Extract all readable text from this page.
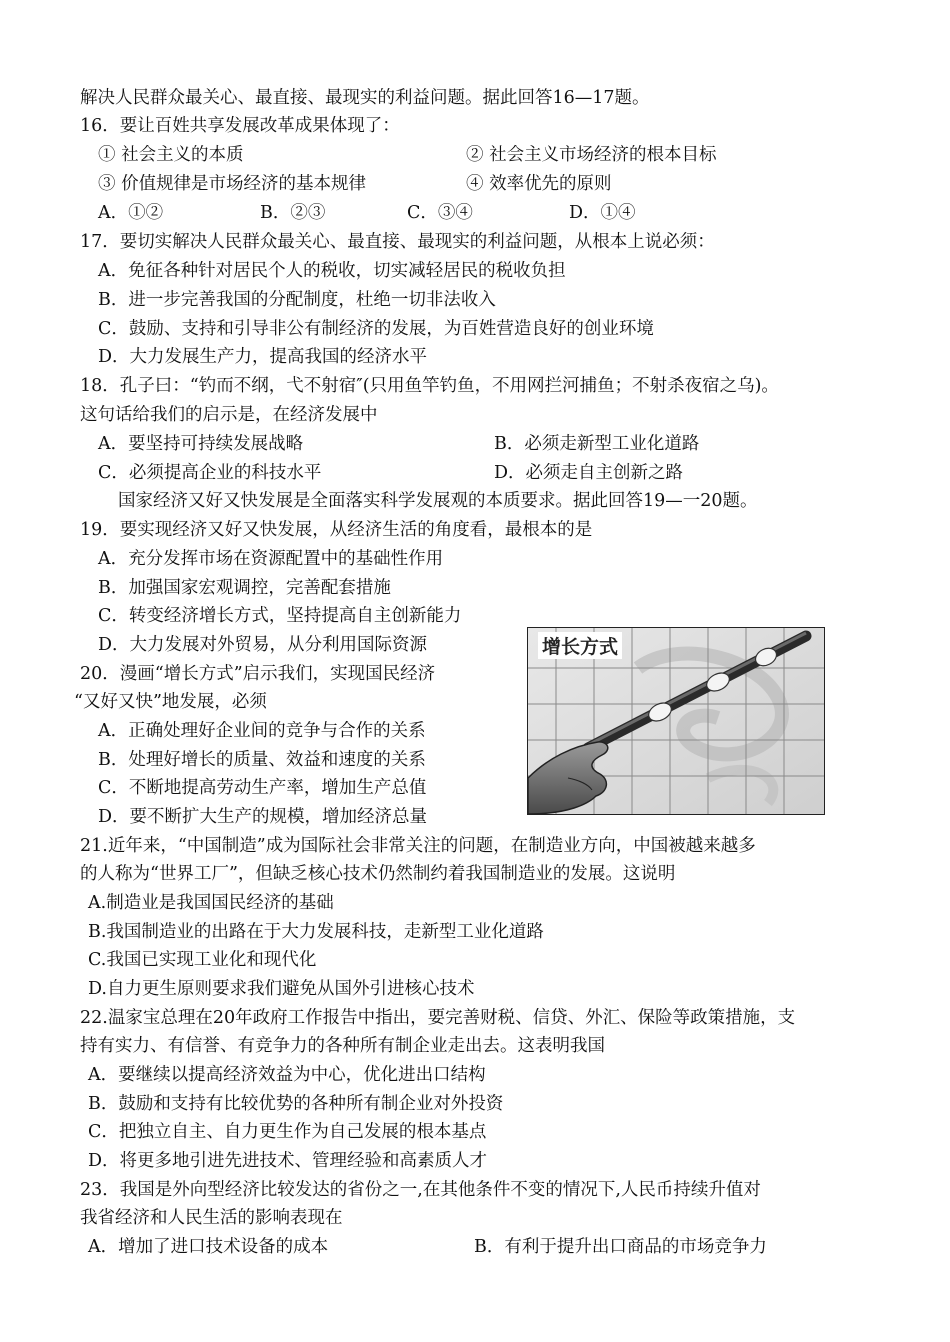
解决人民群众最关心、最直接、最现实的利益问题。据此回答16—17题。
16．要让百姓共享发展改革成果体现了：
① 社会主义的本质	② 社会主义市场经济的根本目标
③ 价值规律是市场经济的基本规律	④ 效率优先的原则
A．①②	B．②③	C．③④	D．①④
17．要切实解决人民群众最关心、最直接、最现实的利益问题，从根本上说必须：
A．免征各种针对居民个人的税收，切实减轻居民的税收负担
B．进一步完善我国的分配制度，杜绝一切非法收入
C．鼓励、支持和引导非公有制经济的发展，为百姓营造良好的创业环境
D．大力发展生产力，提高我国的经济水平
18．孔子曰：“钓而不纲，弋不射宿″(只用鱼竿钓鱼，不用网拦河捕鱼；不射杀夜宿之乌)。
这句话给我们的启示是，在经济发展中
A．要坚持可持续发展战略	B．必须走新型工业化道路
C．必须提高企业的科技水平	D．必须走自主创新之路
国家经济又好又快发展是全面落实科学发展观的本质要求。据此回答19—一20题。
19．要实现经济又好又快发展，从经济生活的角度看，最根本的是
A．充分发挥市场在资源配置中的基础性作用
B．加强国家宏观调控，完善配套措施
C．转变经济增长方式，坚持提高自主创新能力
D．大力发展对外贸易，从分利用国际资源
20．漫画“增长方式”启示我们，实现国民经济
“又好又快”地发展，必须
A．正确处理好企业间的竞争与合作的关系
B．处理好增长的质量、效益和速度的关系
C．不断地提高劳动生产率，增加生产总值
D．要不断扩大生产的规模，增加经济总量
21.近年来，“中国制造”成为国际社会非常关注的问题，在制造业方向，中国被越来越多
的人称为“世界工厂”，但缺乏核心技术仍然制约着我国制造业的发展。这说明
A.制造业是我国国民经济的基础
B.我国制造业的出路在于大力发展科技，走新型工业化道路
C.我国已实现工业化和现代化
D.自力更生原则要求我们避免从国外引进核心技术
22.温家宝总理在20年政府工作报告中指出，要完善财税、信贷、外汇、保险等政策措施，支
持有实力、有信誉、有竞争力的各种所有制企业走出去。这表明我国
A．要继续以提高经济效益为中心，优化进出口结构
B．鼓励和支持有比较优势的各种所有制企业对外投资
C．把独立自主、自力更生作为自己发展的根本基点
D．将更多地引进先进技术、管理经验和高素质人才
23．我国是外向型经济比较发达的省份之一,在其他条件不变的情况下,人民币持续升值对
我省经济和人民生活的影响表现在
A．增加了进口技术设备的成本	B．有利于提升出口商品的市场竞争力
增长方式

┄┄┄┄┄┄┄┄┄┄

#### Short task:
Return to the listing above and set it down exactly, leaving out its pictures.

#### Solution:
Extract all readable text from this page.
解决人民群众最关心、最直接、最现实的利益问题。据此回答16—17题。
16．要让百姓共享发展改革成果体现了：
① 社会主义的本质	② 社会主义市场经济的根本目标
③ 价值规律是市场经济的基本规律	④ 效率优先的原则
A．①②	B．②③	C．③④	D．①④
17．要切实解决人民群众最关心、最直接、最现实的利益问题，从根本上说必须：
A．免征各种针对居民个人的税收，切实减轻居民的税收负担
B．进一步完善我国的分配制度，杜绝一切非法收入
C．鼓励、支持和引导非公有制经济的发展，为百姓营造良好的创业环境
D．大力发展生产力，提高我国的经济水平
18．孔子曰：“钓而不纲，弋不射宿″(只用鱼竿钓鱼，不用网拦河捕鱼；不射杀夜宿之乌)。
这句话给我们的启示是，在经济发展中
A．要坚持可持续发展战略	B．必须走新型工业化道路
C．必须提高企业的科技水平	D．必须走自主创新之路
国家经济又好又快发展是全面落实科学发展观的本质要求。据此回答19—一20题。
19．要实现经济又好又快发展，从经济生活的角度看，最根本的是
A．充分发挥市场在资源配置中的基础性作用
B．加强国家宏观调控，完善配套措施
C．转变经济增长方式，坚持提高自主创新能力
D．大力发展对外贸易，从分利用国际资源
20．漫画“增长方式”启示我们，实现国民经济
“又好又快”地发展，必须
A．正确处理好企业间的竞争与合作的关系
B．处理好增长的质量、效益和速度的关系
C．不断地提高劳动生产率，增加生产总值
D．要不断扩大生产的规模，增加经济总量
21.近年来，“中国制造”成为国际社会非常关注的问题，在制造业方向，中国被越来越多
的人称为“世界工厂”，但缺乏核心技术仍然制约着我国制造业的发展。这说明
A.制造业是我国国民经济的基础
B.我国制造业的出路在于大力发展科技，走新型工业化道路
C.我国已实现工业化和现代化
D.自力更生原则要求我们避免从国外引进核心技术
22.温家宝总理在20年政府工作报告中指出，要完善财税、信贷、外汇、保险等政策措施，支
持有实力、有信誉、有竞争力的各种所有制企业走出去。这表明我国
A．要继续以提高经济效益为中心，优化进出口结构
B．鼓励和支持有比较优势的各种所有制企业对外投资
C．把独立自主、自力更生作为自己发展的根本基点
D．将更多地引进先进技术、管理经验和高素质人才
23．我国是外向型经济比较发达的省份之一,在其他条件不变的情况下,人民币持续升值对
我省经济和人民生活的影响表现在
A．增加了进口技术设备的成本	B．有利于提升出口商品的市场竞争力
增长方式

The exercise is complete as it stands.